## Goal
Using the listing below, select the lines with the word "background" and copy them.

## Records supplied
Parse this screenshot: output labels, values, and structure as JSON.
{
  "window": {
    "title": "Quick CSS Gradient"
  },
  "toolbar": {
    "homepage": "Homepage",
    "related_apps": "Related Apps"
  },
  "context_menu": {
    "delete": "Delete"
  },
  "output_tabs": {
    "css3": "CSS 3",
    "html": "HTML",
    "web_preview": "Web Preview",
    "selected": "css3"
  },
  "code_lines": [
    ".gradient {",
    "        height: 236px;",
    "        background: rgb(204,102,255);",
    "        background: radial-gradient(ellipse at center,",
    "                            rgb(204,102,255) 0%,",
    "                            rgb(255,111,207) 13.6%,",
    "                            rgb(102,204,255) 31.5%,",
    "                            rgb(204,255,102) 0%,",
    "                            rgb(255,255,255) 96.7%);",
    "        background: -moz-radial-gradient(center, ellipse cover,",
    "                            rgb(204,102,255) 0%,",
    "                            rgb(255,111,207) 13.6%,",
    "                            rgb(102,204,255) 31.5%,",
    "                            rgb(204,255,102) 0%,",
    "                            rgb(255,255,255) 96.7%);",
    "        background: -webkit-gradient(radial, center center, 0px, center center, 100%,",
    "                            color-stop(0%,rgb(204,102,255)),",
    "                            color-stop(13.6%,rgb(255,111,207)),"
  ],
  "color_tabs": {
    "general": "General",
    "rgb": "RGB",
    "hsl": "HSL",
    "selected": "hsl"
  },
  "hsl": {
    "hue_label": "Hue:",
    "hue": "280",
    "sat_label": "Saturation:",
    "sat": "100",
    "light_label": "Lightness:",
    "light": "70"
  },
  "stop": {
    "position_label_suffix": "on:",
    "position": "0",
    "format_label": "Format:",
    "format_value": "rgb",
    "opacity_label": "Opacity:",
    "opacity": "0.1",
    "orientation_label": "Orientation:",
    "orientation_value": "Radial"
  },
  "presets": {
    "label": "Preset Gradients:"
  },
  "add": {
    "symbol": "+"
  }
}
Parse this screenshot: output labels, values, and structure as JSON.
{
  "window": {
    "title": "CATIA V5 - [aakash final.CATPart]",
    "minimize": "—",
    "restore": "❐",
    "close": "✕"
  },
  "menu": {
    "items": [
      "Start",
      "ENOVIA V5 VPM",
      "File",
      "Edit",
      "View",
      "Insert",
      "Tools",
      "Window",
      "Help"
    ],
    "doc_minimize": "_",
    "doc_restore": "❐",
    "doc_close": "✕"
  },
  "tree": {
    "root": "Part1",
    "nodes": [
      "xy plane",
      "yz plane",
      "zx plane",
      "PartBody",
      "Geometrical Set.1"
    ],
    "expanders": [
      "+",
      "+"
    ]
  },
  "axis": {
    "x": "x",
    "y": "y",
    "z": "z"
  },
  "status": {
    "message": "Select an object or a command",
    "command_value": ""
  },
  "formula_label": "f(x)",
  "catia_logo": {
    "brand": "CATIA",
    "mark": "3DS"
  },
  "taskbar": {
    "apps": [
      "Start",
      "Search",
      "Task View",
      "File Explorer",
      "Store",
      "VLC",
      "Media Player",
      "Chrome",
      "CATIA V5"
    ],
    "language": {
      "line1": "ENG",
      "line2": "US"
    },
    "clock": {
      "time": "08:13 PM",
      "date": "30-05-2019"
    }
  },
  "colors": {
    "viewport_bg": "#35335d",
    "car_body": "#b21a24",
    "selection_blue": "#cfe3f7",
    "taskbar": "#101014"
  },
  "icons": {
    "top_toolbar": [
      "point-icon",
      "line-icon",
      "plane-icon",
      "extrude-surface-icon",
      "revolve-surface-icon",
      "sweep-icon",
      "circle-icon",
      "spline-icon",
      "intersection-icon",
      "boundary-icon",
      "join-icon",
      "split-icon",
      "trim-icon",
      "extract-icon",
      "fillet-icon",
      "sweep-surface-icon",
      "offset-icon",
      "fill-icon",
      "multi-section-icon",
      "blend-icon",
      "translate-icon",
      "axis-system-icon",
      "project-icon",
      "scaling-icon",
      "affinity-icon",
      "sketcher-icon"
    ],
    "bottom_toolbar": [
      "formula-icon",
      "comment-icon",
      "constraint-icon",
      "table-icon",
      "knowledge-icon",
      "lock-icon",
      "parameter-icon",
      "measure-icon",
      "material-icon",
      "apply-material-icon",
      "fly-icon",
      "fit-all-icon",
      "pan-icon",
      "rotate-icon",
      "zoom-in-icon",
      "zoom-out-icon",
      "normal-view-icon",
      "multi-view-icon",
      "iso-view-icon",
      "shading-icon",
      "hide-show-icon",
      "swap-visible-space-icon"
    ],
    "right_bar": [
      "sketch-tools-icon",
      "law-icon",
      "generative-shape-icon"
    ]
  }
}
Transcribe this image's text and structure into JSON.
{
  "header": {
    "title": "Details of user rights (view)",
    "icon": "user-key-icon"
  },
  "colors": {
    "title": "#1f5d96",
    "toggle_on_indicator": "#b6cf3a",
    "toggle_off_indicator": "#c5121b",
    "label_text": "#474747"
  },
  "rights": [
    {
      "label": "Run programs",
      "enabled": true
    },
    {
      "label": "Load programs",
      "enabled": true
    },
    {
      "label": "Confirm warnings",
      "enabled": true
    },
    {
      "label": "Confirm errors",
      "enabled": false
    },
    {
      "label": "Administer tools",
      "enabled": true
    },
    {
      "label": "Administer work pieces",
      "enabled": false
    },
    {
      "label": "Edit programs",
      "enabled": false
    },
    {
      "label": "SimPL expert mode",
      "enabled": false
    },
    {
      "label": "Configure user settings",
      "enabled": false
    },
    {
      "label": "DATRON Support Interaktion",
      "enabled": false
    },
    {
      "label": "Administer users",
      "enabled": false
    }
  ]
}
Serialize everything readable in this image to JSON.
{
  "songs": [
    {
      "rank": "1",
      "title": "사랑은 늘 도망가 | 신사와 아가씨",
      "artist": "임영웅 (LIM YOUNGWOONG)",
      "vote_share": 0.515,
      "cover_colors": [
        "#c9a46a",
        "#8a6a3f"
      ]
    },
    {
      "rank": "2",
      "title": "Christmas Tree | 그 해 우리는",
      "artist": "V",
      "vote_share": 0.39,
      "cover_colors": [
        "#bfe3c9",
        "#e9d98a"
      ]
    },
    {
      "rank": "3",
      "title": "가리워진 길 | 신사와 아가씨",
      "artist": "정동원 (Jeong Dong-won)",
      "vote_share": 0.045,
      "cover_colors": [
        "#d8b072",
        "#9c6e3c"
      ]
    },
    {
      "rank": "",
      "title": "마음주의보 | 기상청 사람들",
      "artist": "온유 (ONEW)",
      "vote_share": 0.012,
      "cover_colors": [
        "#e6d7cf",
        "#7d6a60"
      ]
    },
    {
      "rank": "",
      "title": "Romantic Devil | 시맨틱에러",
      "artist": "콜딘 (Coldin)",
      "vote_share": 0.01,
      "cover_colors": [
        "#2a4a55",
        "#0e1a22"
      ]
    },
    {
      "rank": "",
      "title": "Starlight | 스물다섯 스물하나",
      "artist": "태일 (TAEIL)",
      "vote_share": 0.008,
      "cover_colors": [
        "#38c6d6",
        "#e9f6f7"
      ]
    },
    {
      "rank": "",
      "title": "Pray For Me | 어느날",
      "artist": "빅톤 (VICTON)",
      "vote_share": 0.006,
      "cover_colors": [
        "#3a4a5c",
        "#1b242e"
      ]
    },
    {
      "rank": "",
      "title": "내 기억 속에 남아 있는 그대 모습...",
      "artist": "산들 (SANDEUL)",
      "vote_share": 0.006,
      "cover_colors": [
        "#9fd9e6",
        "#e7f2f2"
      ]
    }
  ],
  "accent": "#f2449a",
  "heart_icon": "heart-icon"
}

## Exercise result
    "        background: rgb(204,102,255);",
    "        background: radial-gradient(ellipse at center,",
    "        background: -moz-radial-gradient(center, ellipse cover,",
    "        background: -webkit-gradient(radial, center center, 0px, center center, 100%,",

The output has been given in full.